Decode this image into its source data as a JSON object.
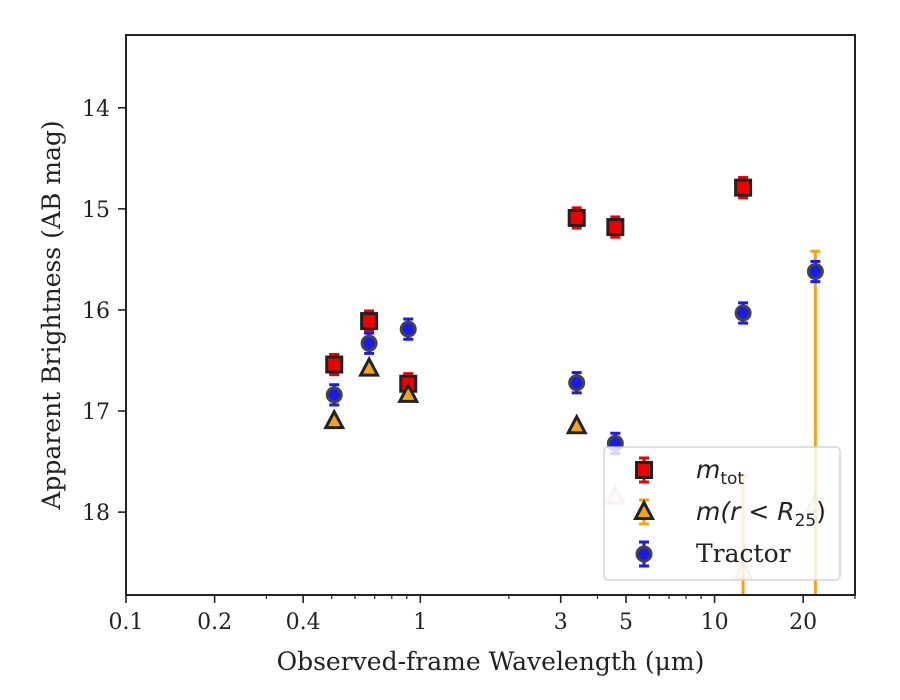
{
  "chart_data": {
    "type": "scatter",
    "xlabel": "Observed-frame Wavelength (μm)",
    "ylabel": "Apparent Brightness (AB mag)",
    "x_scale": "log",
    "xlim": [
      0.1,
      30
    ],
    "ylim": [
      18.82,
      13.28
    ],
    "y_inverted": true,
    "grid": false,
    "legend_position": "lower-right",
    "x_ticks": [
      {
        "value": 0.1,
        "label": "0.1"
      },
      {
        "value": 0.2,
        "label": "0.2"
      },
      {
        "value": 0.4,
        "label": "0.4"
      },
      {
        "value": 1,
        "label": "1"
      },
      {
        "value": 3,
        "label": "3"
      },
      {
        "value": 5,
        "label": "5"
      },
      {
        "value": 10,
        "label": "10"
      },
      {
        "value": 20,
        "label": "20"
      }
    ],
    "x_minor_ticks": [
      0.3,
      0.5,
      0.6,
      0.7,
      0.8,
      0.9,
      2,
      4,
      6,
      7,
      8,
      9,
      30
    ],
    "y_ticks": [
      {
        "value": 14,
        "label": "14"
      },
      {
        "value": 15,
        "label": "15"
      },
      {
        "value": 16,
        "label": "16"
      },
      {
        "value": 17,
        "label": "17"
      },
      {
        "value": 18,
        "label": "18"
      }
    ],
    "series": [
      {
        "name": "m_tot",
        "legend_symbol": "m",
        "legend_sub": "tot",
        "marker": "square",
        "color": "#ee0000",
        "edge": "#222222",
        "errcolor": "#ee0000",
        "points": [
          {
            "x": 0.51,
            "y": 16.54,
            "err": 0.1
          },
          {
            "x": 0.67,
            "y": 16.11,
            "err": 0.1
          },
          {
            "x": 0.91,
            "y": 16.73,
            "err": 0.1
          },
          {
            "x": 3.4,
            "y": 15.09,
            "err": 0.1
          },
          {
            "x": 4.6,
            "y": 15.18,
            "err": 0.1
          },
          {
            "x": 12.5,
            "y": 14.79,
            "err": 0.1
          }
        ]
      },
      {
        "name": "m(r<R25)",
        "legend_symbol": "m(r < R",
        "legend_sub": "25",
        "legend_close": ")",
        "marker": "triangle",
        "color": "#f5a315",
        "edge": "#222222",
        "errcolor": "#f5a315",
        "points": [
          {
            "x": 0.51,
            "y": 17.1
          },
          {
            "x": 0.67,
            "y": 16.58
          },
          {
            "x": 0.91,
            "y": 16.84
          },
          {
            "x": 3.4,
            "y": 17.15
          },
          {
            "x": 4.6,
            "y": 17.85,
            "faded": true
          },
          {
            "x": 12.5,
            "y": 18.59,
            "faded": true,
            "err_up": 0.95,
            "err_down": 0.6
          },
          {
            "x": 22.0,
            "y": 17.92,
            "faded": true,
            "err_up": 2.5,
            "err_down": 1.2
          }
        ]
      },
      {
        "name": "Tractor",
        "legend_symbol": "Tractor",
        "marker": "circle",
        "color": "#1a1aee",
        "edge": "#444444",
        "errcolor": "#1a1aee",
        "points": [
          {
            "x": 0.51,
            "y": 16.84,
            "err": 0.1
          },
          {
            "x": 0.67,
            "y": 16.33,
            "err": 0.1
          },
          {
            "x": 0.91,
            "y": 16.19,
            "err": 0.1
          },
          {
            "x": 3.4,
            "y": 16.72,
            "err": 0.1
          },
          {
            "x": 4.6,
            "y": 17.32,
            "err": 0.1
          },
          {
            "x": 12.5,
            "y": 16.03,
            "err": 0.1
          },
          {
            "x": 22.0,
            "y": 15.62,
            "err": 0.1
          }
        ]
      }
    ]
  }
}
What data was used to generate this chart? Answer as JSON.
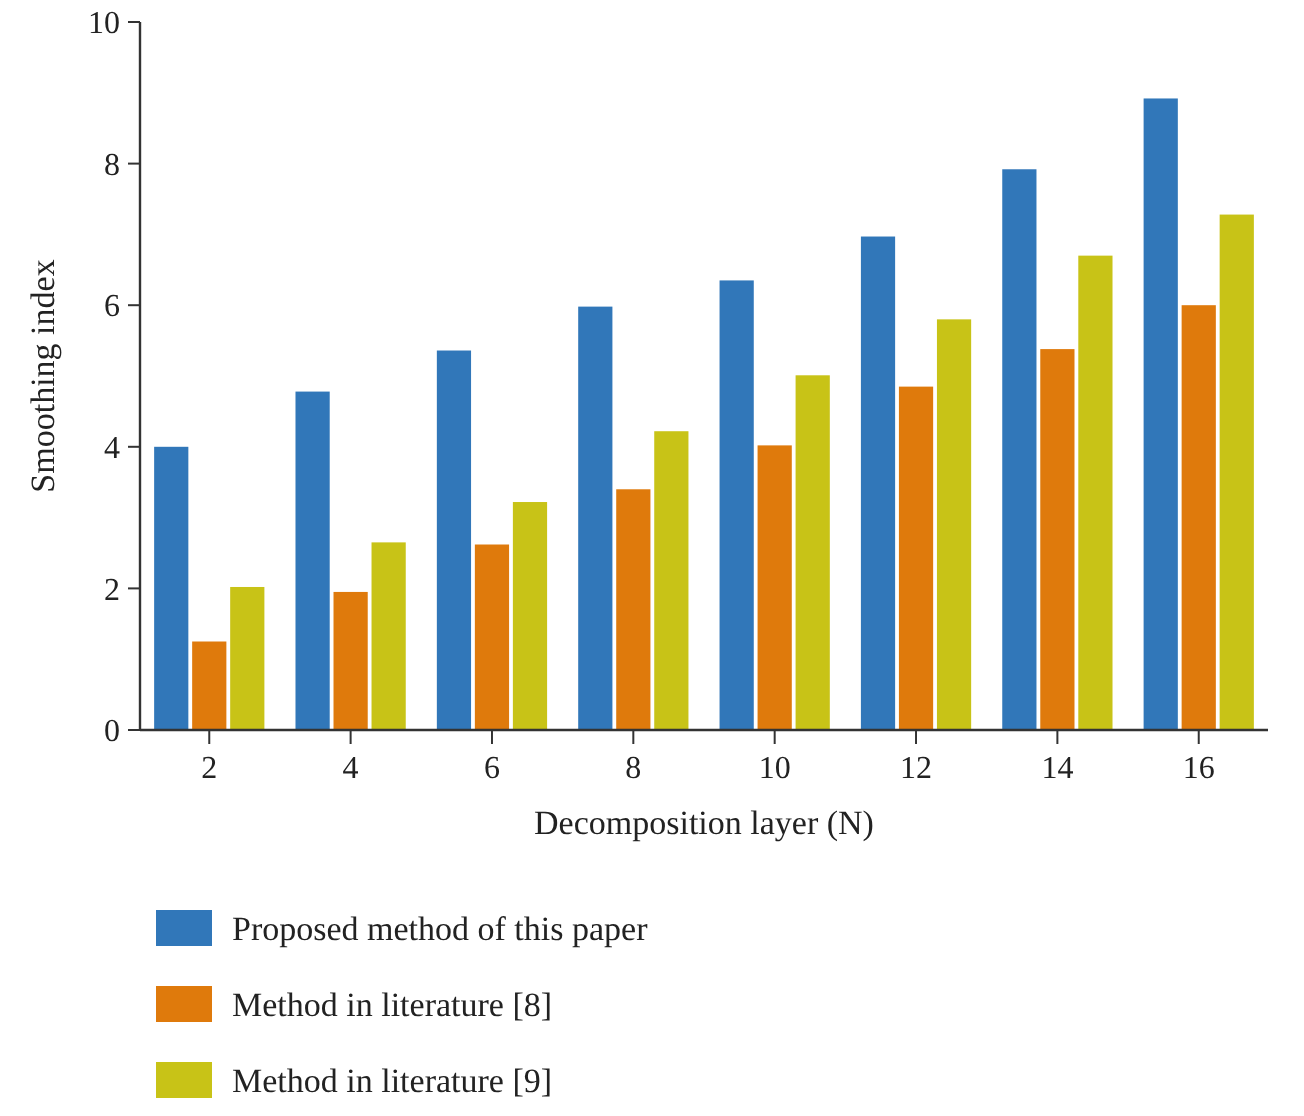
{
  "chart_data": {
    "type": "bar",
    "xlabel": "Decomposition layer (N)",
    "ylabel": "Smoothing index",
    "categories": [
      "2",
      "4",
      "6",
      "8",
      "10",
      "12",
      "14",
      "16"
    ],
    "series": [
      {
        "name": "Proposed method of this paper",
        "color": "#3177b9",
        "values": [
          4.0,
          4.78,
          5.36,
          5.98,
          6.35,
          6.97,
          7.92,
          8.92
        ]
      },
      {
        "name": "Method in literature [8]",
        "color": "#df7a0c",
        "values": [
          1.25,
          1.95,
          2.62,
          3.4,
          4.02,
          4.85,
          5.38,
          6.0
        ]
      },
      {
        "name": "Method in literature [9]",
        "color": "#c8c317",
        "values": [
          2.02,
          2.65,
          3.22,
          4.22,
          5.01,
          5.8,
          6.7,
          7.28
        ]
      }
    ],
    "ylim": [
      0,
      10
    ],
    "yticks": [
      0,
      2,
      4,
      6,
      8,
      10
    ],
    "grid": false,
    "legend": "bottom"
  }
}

^^^^

» **Task to carry out**
Select the lines from the entries that include the word "ylabel".

» **Completed exercise**
    "ylabel": "Apparent Brightness (AB mag)",
    "ylabel": "Smoothing index",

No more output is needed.